Without the pictures, set down the records below word for word.

(Figure record listings)
·····
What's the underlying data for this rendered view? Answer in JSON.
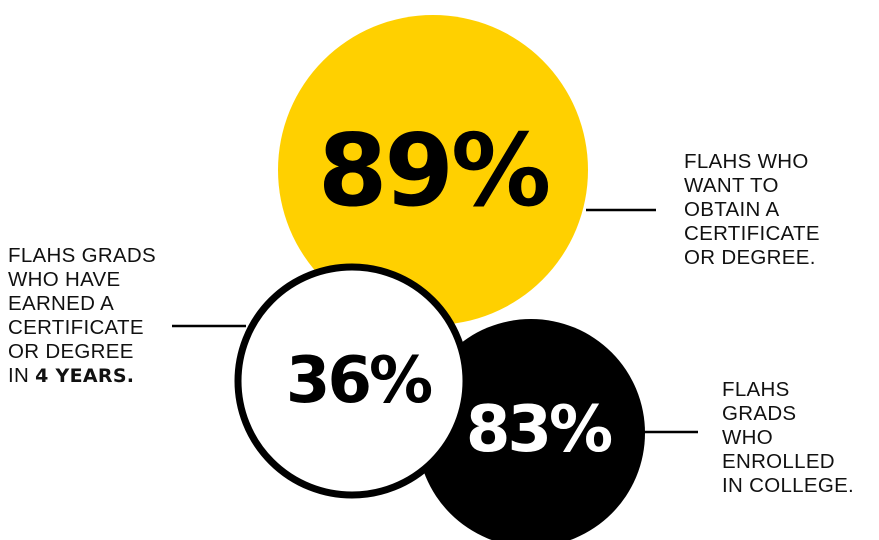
{
  "chart_data": {
    "type": "bubble",
    "bubbles": [
      {
        "id": "b89",
        "value": 89,
        "label_text": "89%",
        "fill": "#FFD000",
        "text_color": "#000000",
        "caption_lines": [
          "FLAHS WHO",
          "WANT TO",
          "OBTAIN A",
          "CERTIFICATE",
          "OR DEGREE."
        ]
      },
      {
        "id": "b83",
        "value": 83,
        "label_text": "83%",
        "fill": "#000000",
        "text_color": "#FFFFFF",
        "caption_lines": [
          "FLAHS",
          "GRADS",
          "WHO",
          "ENROLLED",
          "IN COLLEGE."
        ]
      },
      {
        "id": "b36",
        "value": 36,
        "label_text": "36%",
        "fill": "#FFFFFF",
        "stroke": "#000000",
        "text_color": "#000000",
        "caption_lines": [
          "FLAHS GRADS",
          "WHO HAVE",
          "EARNED A",
          "CERTIFICATE",
          "OR DEGREE"
        ],
        "caption_last_prefix": "IN ",
        "caption_last_emphasis": "4 YEARS."
      }
    ]
  }
}
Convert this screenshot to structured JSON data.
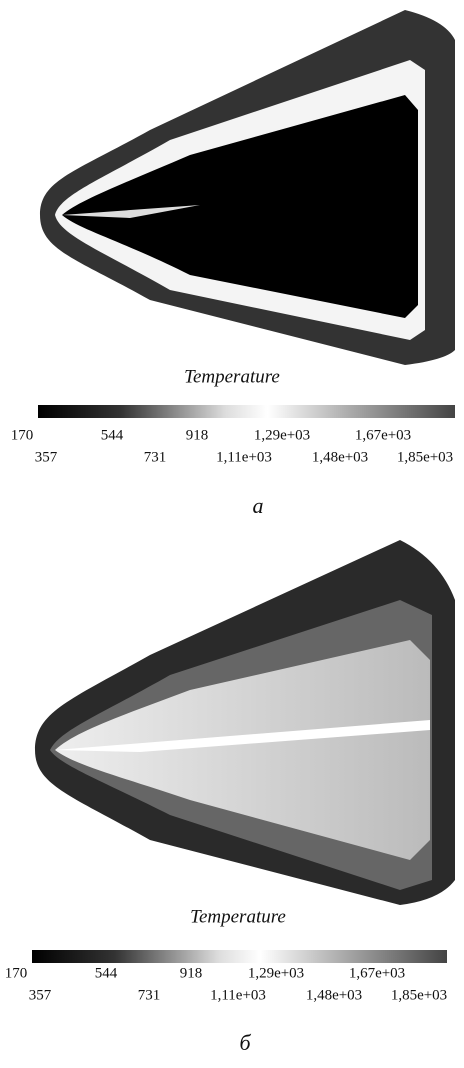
{
  "panels": [
    {
      "title": "Temperature",
      "ticks_top": [
        "170",
        "544",
        "918",
        "1,29e+03",
        "1,67e+03"
      ],
      "ticks_bottom": [
        "357",
        "731",
        "1,11e+03",
        "1,48e+03",
        "1,85e+03"
      ],
      "caption": "a"
    },
    {
      "title": "Temperature",
      "ticks_top": [
        "170",
        "544",
        "918",
        "1,29e+03",
        "1,67e+03"
      ],
      "ticks_bottom": [
        "357",
        "731",
        "1,11e+03",
        "1,48e+03",
        "1,85e+03"
      ],
      "caption": "б"
    }
  ]
}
·····
_Exercise output_:
What's the underlying data for this rendered view? Answer in JSON.
{
  "chart_data": {
    "type": "bubble",
    "bubbles": [
      {
        "id": "b89",
        "value": 89,
        "label_text": "89%",
        "fill": "#FFD000",
        "text_color": "#000000",
        "caption_lines": [
          "FLAHS WHO",
          "WANT TO",
          "OBTAIN A",
          "CERTIFICATE",
          "OR DEGREE."
        ]
      },
      {
        "id": "b83",
        "value": 83,
        "label_text": "83%",
        "fill": "#000000",
        "text_color": "#FFFFFF",
        "caption_lines": [
          "FLAHS",
          "GRADS",
          "WHO",
          "ENROLLED",
          "IN COLLEGE."
        ]
      },
      {
        "id": "b36",
        "value": 36,
        "label_text": "36%",
        "fill": "#FFFFFF",
        "stroke": "#000000",
        "text_color": "#000000",
        "caption_lines": [
          "FLAHS GRADS",
          "WHO HAVE",
          "EARNED A",
          "CERTIFICATE",
          "OR DEGREE"
        ],
        "caption_last_prefix": "IN ",
        "caption_last_emphasis": "4 YEARS."
      }
    ]
  }
}
Convert this screenshot to structured JSON data.
{
  "panels": [
    {
      "title": "Temperature",
      "ticks_top": [
        "170",
        "544",
        "918",
        "1,29e+03",
        "1,67e+03"
      ],
      "ticks_bottom": [
        "357",
        "731",
        "1,11e+03",
        "1,48e+03",
        "1,85e+03"
      ],
      "caption": "a"
    },
    {
      "title": "Temperature",
      "ticks_top": [
        "170",
        "544",
        "918",
        "1,29e+03",
        "1,67e+03"
      ],
      "ticks_bottom": [
        "357",
        "731",
        "1,11e+03",
        "1,48e+03",
        "1,85e+03"
      ],
      "caption": "б"
    }
  ]
}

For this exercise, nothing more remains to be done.